The task:
Reproduce every line of the listing as written, apart from the pictures.

Dataset rows:
— BEGIN —
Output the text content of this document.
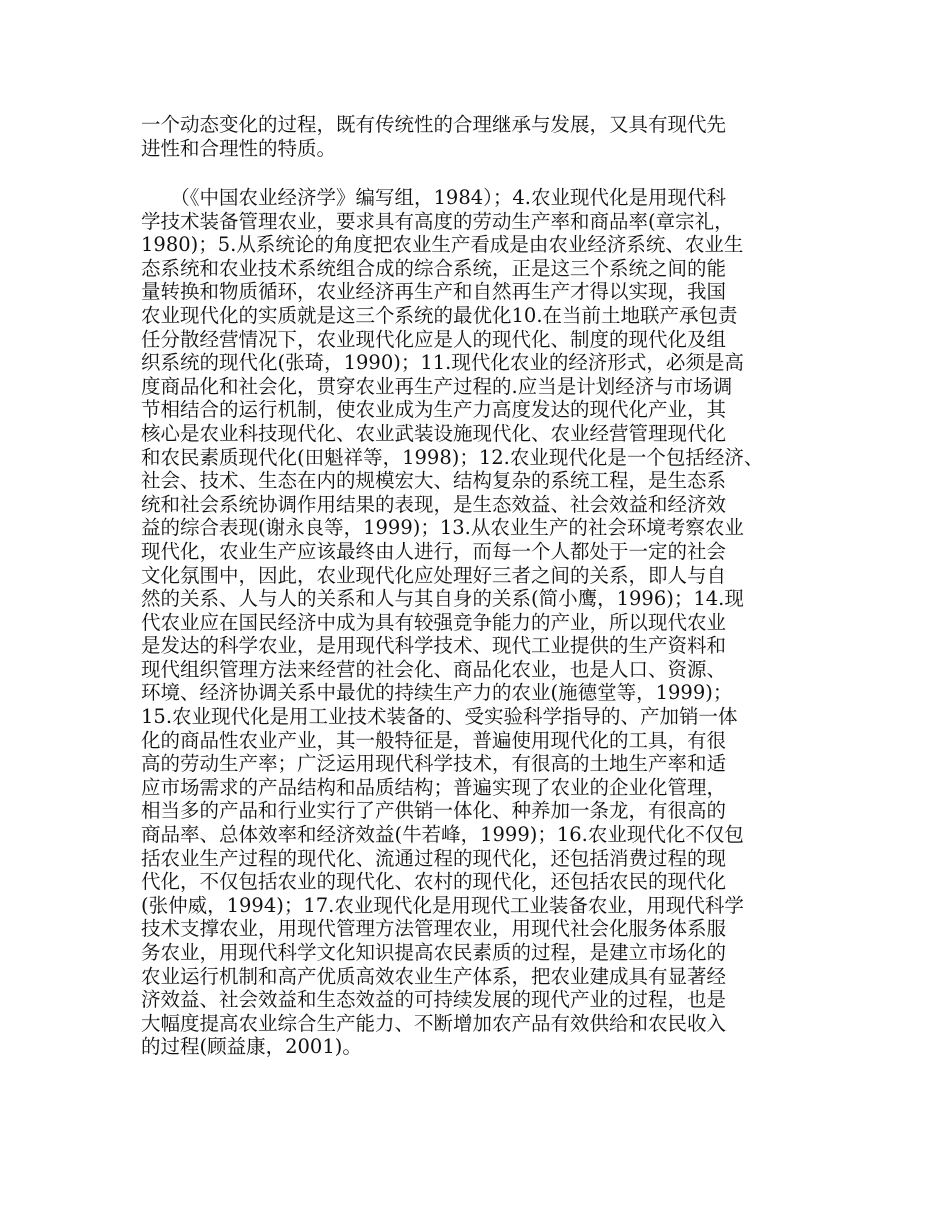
一个动态变化的过程，既有传统性的合理继承与发展，又具有现代先
进性和合理性的特质。
　　（《中国农业经济学》编写组，1984）；4.农业现代化是用现代科
学技术装备管理农业，要求具有高度的劳动生产率和商品率(章宗礼，
1980)；5.从系统论的角度把农业生产看成是由农业经济系统、农业生
态系统和农业技术系统组合成的综合系统，正是这三个系统之间的能
量转换和物质循环，农业经济再生产和自然再生产才得以实现，我国
农业现代化的实质就是这三个系统的最优化10.在当前土地联产承包责
任分散经营情况下，农业现代化应是人的现代化、制度的现代化及组
织系统的现代化(张琦，1990)；11.现代化农业的经济形式，必须是高
度商品化和社会化，贯穿农业再生产过程的.应当是计划经济与市场调
节相结合的运行机制，使农业成为生产力高度发达的现代化产业，其
核心是农业科技现代化、农业武装设施现代化、农业经营管理现代化
和农民素质现代化(田魁祥等，1998)；12.农业现代化是一个包括经济、
社会、技术、生态在内的规模宏大、结构复杂的系统工程，是生态系
统和社会系统协调作用结果的表现，是生态效益、社会效益和经济效
益的综合表现(谢永良等，1999)；13.从农业生产的社会环境考察农业
现代化，农业生产应该最终由人进行，而每一个人都处于一定的社会
文化氛围中，因此，农业现代化应处理好三者之间的关系，即人与自
然的关系、人与人的关系和人与其自身的关系(简小鹰，1996)；14.现
代农业应在国民经济中成为具有较强竞争能力的产业，所以现代农业
是发达的科学农业，是用现代科学技术、现代工业提供的生产资料和
现代组织管理方法来经营的社会化、商品化农业，也是人口、资源、
环境、经济协调关系中最优的持续生产力的农业(施德堂等，1999)；
15.农业现代化是用工业技术装备的、受实验科学指导的、产加销一体
化的商品性农业产业，其一般特征是，普遍使用现代化的工具，有很
高的劳动生产率；广泛运用现代科学技术，有很高的土地生产率和适
应市场需求的产品结构和品质结构；普遍实现了农业的企业化管理，
相当多的产品和行业实行了产供销一体化、种养加一条龙，有很高的
商品率、总体效率和经济效益(牛若峰，1999)；16.农业现代化不仅包
括农业生产过程的现代化、流通过程的现代化，还包括消费过程的现
代化，不仅包括农业的现代化、农村的现代化，还包括农民的现代化
(张仲威，1994)；17.农业现代化是用现代工业装备农业，用现代科学
技术支撑农业，用现代管理方法管理农业，用现代社会化服务体系服
务农业，用现代科学文化知识提高农民素质的过程，是建立市场化的
农业运行机制和高产优质高效农业生产体系，把农业建成具有显著经
济效益、社会效益和生态效益的可持续发展的现代产业的过程，也是
大幅度提高农业综合生产能力、不断增加农产品有效供给和农民收入
的过程(顾益康，2001)。
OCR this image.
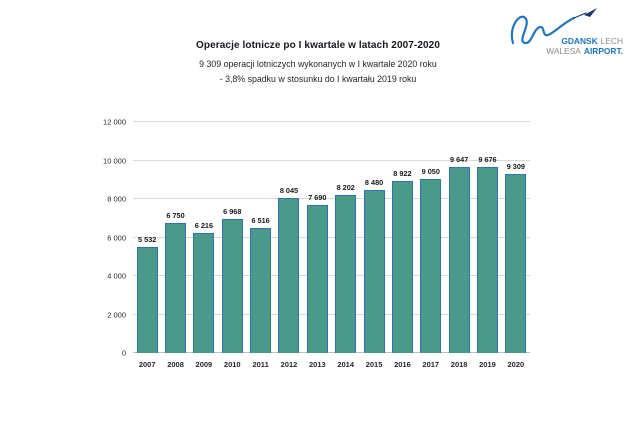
GDANSK LECH
WALESA AIRPORT.
Operacje lotnicze po I kwartale w latach 2007-2020
9 309 operacji lotniczych wykonanych w I kwartale 2020 roku
- 3,8% spadku w stosunku do I kwartału 2019 roku
5 532
6 750
6 216
6 968
6 516
8 045
7 690
8 202
8 480
8 922 9 050
9 647 9 676
9 309
2007	2008	2009	2010	2011	2012	2013	2014	2015	2016	2017	2018	2019	2020
0
2 000
4 000
6 000
8 000
10 000
12 000
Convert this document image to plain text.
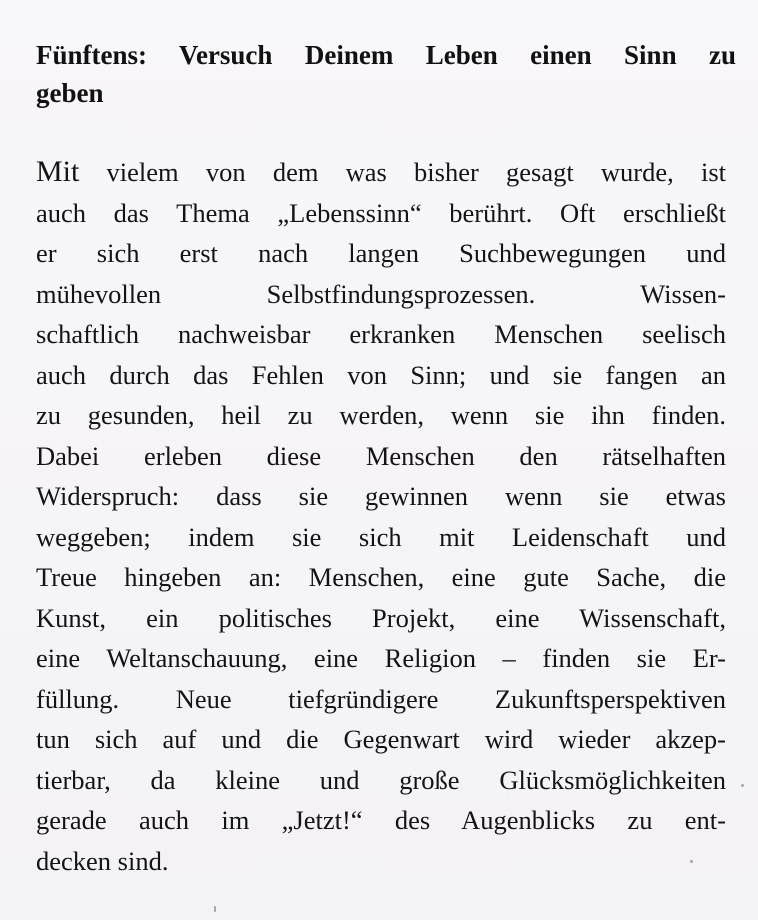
Fünftens: Versuch Deinem Leben einen Sinn zu
geben
Mit vielem von dem was bisher gesagt wurde, ist
auch das Thema „Lebenssinn“ berührt. Oft erschließt
er sich erst nach langen Suchbewegungen und
mühevollen Selbstfindungsprozessen. Wissen-
schaftlich nachweisbar erkranken Menschen seelisch
auch durch das Fehlen von Sinn; und sie fangen an
zu gesunden, heil zu werden, wenn sie ihn finden.
Dabei erleben diese Menschen den rätselhaften
Widerspruch: dass sie gewinnen wenn sie etwas
weggeben; indem sie sich mit Leidenschaft und
Treue hingeben an: Menschen, eine gute Sache, die
Kunst, ein politisches Projekt, eine Wissenschaft,
eine Weltanschauung, eine Religion – finden sie Er-
füllung. Neue tiefgründigere Zukunftsperspektiven
tun sich auf und die Gegenwart wird wieder akzep-
tierbar, da kleine und große Glücksmöglichkeiten
gerade auch im „Jetzt!“ des Augenblicks zu ent-
decken sind.
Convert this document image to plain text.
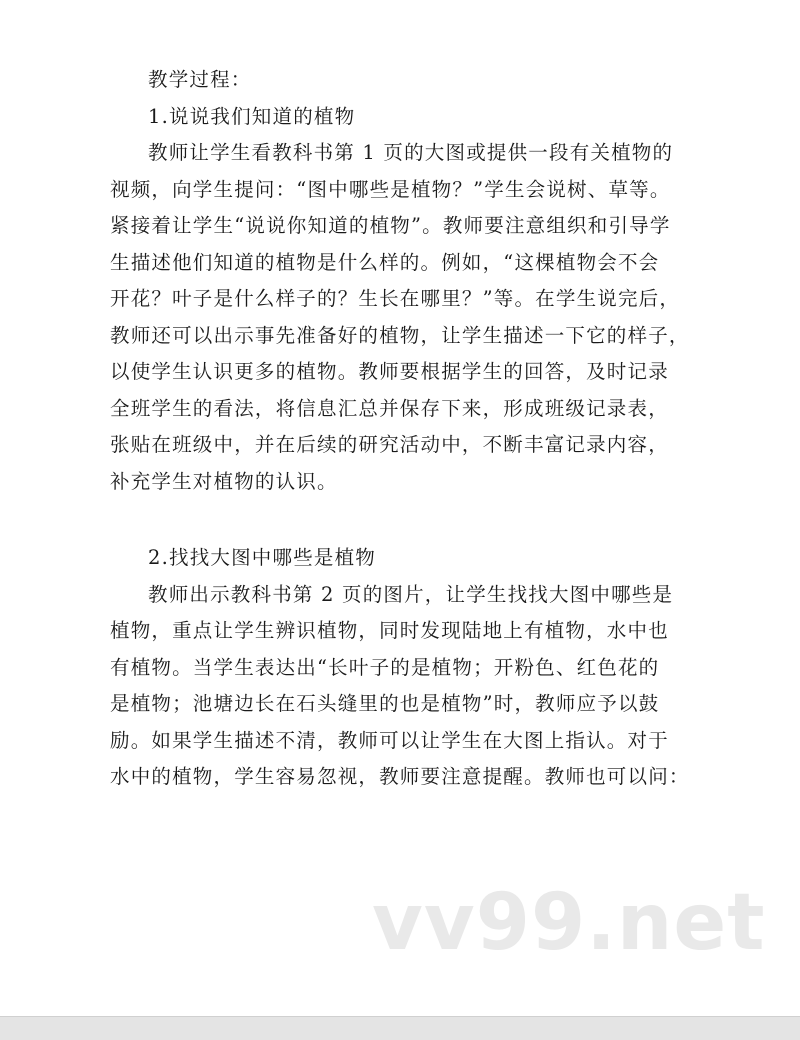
教学过程：
1.说说我们知道的植物
教师让学生看教科书第 1 页的大图或提供一段有关植物的
视频，向学生提问：“图中哪些是植物？”学生会说树、草等。
紧接着让学生“说说你知道的植物”。教师要注意组织和引导学
生描述他们知道的植物是什么样的。例如，“这棵植物会不会
开花？叶子是什么样子的？生长在哪里？”等。在学生说完后，
教师还可以出示事先准备好的植物，让学生描述一下它的样子，
以使学生认识更多的植物。教师要根据学生的回答，及时记录
全班学生的看法，将信息汇总并保存下来，形成班级记录表，
张贴在班级中，并在后续的研究活动中，不断丰富记录内容，
补充学生对植物的认识。
2.找找大图中哪些是植物
教师出示教科书第 2 页的图片，让学生找找大图中哪些是
植物，重点让学生辨识植物，同时发现陆地上有植物，水中也
有植物。当学生表达出“长叶子的是植物；开粉色、红色花的
是植物；池塘边长在石头缝里的也是植物”时，教师应予以鼓
励。如果学生描述不清，教师可以让学生在大图上指认。对于
水中的植物，学生容易忽视，教师要注意提醒。教师也可以问：
vv99.net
— END —
Output of the task:
Output the text content of this document.
一个动态变化的过程，既有传统性的合理继承与发展，又具有现代先
进性和合理性的特质。
　　（《中国农业经济学》编写组，1984）；4.农业现代化是用现代科
学技术装备管理农业，要求具有高度的劳动生产率和商品率(章宗礼，
1980)；5.从系统论的角度把农业生产看成是由农业经济系统、农业生
态系统和农业技术系统组合成的综合系统，正是这三个系统之间的能
量转换和物质循环，农业经济再生产和自然再生产才得以实现，我国
农业现代化的实质就是这三个系统的最优化10.在当前土地联产承包责
任分散经营情况下，农业现代化应是人的现代化、制度的现代化及组
织系统的现代化(张琦，1990)；11.现代化农业的经济形式，必须是高
度商品化和社会化，贯穿农业再生产过程的.应当是计划经济与市场调
节相结合的运行机制，使农业成为生产力高度发达的现代化产业，其
核心是农业科技现代化、农业武装设施现代化、农业经营管理现代化
和农民素质现代化(田魁祥等，1998)；12.农业现代化是一个包括经济、
社会、技术、生态在内的规模宏大、结构复杂的系统工程，是生态系
统和社会系统协调作用结果的表现，是生态效益、社会效益和经济效
益的综合表现(谢永良等，1999)；13.从农业生产的社会环境考察农业
现代化，农业生产应该最终由人进行，而每一个人都处于一定的社会
文化氛围中，因此，农业现代化应处理好三者之间的关系，即人与自
然的关系、人与人的关系和人与其自身的关系(简小鹰，1996)；14.现
代农业应在国民经济中成为具有较强竞争能力的产业，所以现代农业
是发达的科学农业，是用现代科学技术、现代工业提供的生产资料和
现代组织管理方法来经营的社会化、商品化农业，也是人口、资源、
环境、经济协调关系中最优的持续生产力的农业(施德堂等，1999)；
15.农业现代化是用工业技术装备的、受实验科学指导的、产加销一体
化的商品性农业产业，其一般特征是，普遍使用现代化的工具，有很
高的劳动生产率；广泛运用现代科学技术，有很高的土地生产率和适
应市场需求的产品结构和品质结构；普遍实现了农业的企业化管理，
相当多的产品和行业实行了产供销一体化、种养加一条龙，有很高的
商品率、总体效率和经济效益(牛若峰，1999)；16.农业现代化不仅包
括农业生产过程的现代化、流通过程的现代化，还包括消费过程的现
代化，不仅包括农业的现代化、农村的现代化，还包括农民的现代化
(张仲威，1994)；17.农业现代化是用现代工业装备农业，用现代科学
技术支撑农业，用现代管理方法管理农业，用现代社会化服务体系服
务农业，用现代科学文化知识提高农民素质的过程，是建立市场化的
农业运行机制和高产优质高效农业生产体系，把农业建成具有显著经
济效益、社会效益和生态效益的可持续发展的现代产业的过程，也是
大幅度提高农业综合生产能力、不断增加农产品有效供给和农民收入
的过程(顾益康，2001)。
OCR this image.
GDANSK LECH
WALESA AIRPORT.
Operacje lotnicze po I kwartale w latach 2007-2020
9 309 operacji lotniczych wykonanych w I kwartale 2020 roku
- 3,8% spadku w stosunku do I kwartału 2019 roku
5 532
6 750
6 216
6 968
6 516
8 045
7 690
8 202
8 480
8 922 9 050
9 647 9 676
9 309
2007	2008	2009	2010	2011	2012	2013	2014	2015	2016	2017	2018	2019	2020
0
2 000
4 000
6 000
8 000
10 000
12 000
Convert this document image to plain text.
Fünftens: Versuch Deinem Leben einen Sinn zu
geben
Mit vielem von dem was bisher gesagt wurde, ist
auch das Thema „Lebenssinn“ berührt. Oft erschließt
er sich erst nach langen Suchbewegungen und
mühevollen Selbstfindungsprozessen. Wissen-
schaftlich nachweisbar erkranken Menschen seelisch
auch durch das Fehlen von Sinn; und sie fangen an
zu gesunden, heil zu werden, wenn sie ihn finden.
Dabei erleben diese Menschen den rätselhaften
Widerspruch: dass sie gewinnen wenn sie etwas
weggeben; indem sie sich mit Leidenschaft und
Treue hingeben an: Menschen, eine gute Sache, die
Kunst, ein politisches Projekt, eine Wissenschaft,
eine Weltanschauung, eine Religion – finden sie Er-
füllung. Neue tiefgründigere Zukunftsperspektiven
tun sich auf und die Gegenwart wird wieder akzep-
tierbar, da kleine und große Glücksmöglichkeiten
gerade auch im „Jetzt!“ des Augenblicks zu ent-
decken sind.
Convert this document image to plain text.
教学过程：
1.说说我们知道的植物
教师让学生看教科书第 1 页的大图或提供一段有关植物的
视频，向学生提问：“图中哪些是植物？”学生会说树、草等。
紧接着让学生“说说你知道的植物”。教师要注意组织和引导学
生描述他们知道的植物是什么样的。例如，“这棵植物会不会
开花？叶子是什么样子的？生长在哪里？”等。在学生说完后，
教师还可以出示事先准备好的植物，让学生描述一下它的样子，
以使学生认识更多的植物。教师要根据学生的回答，及时记录
全班学生的看法，将信息汇总并保存下来，形成班级记录表，
张贴在班级中，并在后续的研究活动中，不断丰富记录内容，
补充学生对植物的认识。
2.找找大图中哪些是植物
教师出示教科书第 2 页的图片，让学生找找大图中哪些是
植物，重点让学生辨识植物，同时发现陆地上有植物，水中也
有植物。当学生表达出“长叶子的是植物；开粉色、红色花的
是植物；池塘边长在石头缝里的也是植物”时，教师应予以鼓
励。如果学生描述不清，教师可以让学生在大图上指认。对于
水中的植物，学生容易忽视，教师要注意提醒。教师也可以问：
vv99.net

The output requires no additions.